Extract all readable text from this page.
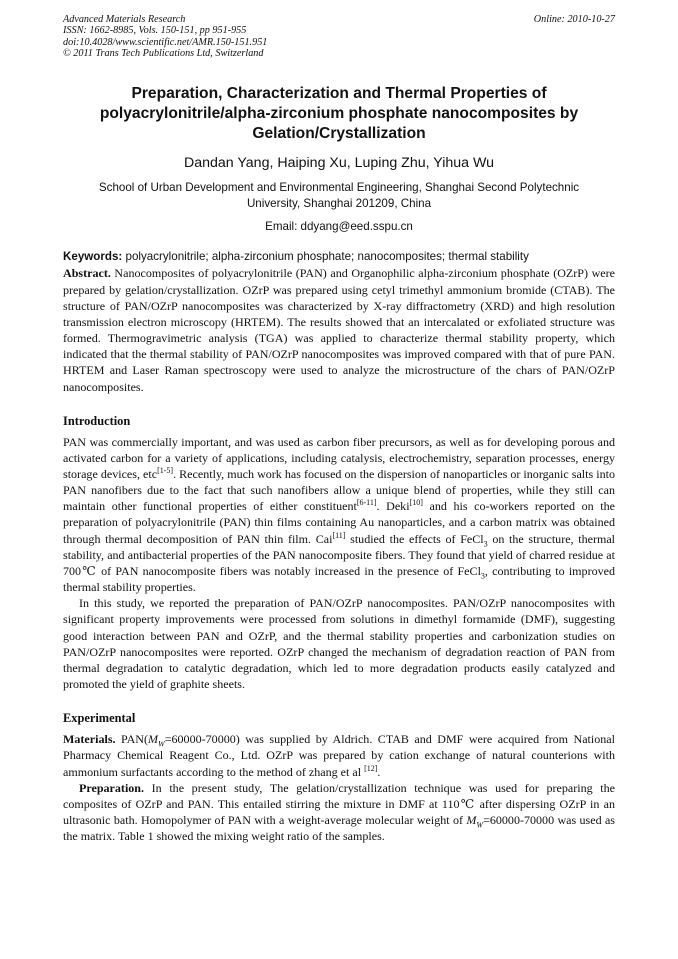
Advanced Materials Research
ISSN: 1662-8985, Vols. 150-151, pp 951-955
doi:10.4028/www.scientific.net/AMR.150-151.951
© 2011 Trans Tech Publications Ltd, Switzerland
Online: 2010-10-27
Preparation, Characterization and Thermal Properties of
polyacrylonitrile/alpha-zirconium phosphate nanocomposites by
Gelation/Crystallization
Dandan Yang, Haiping Xu, Luping Zhu, Yihua Wu
School of Urban Development and Environmental Engineering, Shanghai Second Polytechnic
University, Shanghai 201209, China
Email: ddyang@eed.sspu.cn
Keywords: polyacrylonitrile; alpha-zirconium phosphate; nanocomposites; thermal stability

Abstract. Nanocomposites of polyacrylonitrile (PAN) and Organophilic alpha-zirconium phosphate (OZrP) were prepared by gelation/crystallization. OZrP was prepared using cetyl trimethyl ammonium bromide (CTAB). The structure of PAN/OZrP nanocomposites was characterized by X-ray diffractometry (XRD) and high resolution transmission electron microscopy (HRTEM). The results showed that an intercalated or exfoliated structure was formed. Thermogravimetric analysis (TGA) was applied to characterize thermal stability property, which indicated that the thermal stability of PAN/OZrP nanocomposites was improved compared with that of pure PAN. HRTEM and Laser Raman spectroscopy were used to analyze the microstructure of the chars of PAN/OZrP nanocomposites.

Introduction

PAN was commercially important, and was used as carbon fiber precursors, as well as for developing porous and activated carbon for a variety of applications, including catalysis, electrochemistry, separation processes, energy storage devices, etc[1-5]. Recently, much work has focused on the dispersion of nanoparticles or inorganic salts into PAN nanofibers due to the fact that such nanofibers allow a unique blend of properties, while they still can maintain other functional properties of either constituent[6-11]. Deki[10] and his co-workers reported on the preparation of polyacrylonitrile (PAN) thin films containing Au nanoparticles, and a carbon matrix was obtained through thermal decomposition of PAN thin film. Cai[11] studied the effects of FeCl$_3$ on the structure, thermal stability, and antibacterial properties of the PAN nanocomposite fibers. They found that yield of charred residue at 700℃ of PAN nanocomposite fibers was notably increased in the presence of FeCl$_3$, contributing to improved thermal stability properties.

In this study, we reported the preparation of PAN/OZrP nanocomposites. PAN/OZrP nanocomposites with significant property improvements were processed from solutions in dimethyl formamide (DMF), suggesting good interaction between PAN and OZrP, and the thermal stability properties and carbonization studies on PAN/OZrP nanocomposites were reported. OZrP changed the mechanism of degradation reaction of PAN from thermal degradation to catalytic degradation, which led to more degradation products easily catalyzed and promoted the yield of graphite sheets.

Experimental

Materials. $PAN(M_W=60000-70000)$ was supplied by Aldrich. CTAB and DMF were acquired from National Pharmacy Chemical Reagent Co., Ltd. OZrP was prepared by cation exchange of natural counterions with ammonium surfactants according to the method of zhang et al [12].

Preparation. In the present study, The gelation/crystallization technique was used for preparing the composites of OZrP and PAN. This entailed stirring the mixture in DMF at 110℃ after dispersing OZrP in an ultrasonic bath. Homopolymer of PAN with a weight-average molecular weight of $M_W=60000-70000$ was used as the matrix. Table 1 showed the mixing weight ratio of the samples.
------------
### Try it
Pull out all lines from the listing that contain the string "Shanghai".

### Written answer
School of Urban Development and Environmental Engineering, Shanghai Second Polytechnic
University, Shanghai 201209, China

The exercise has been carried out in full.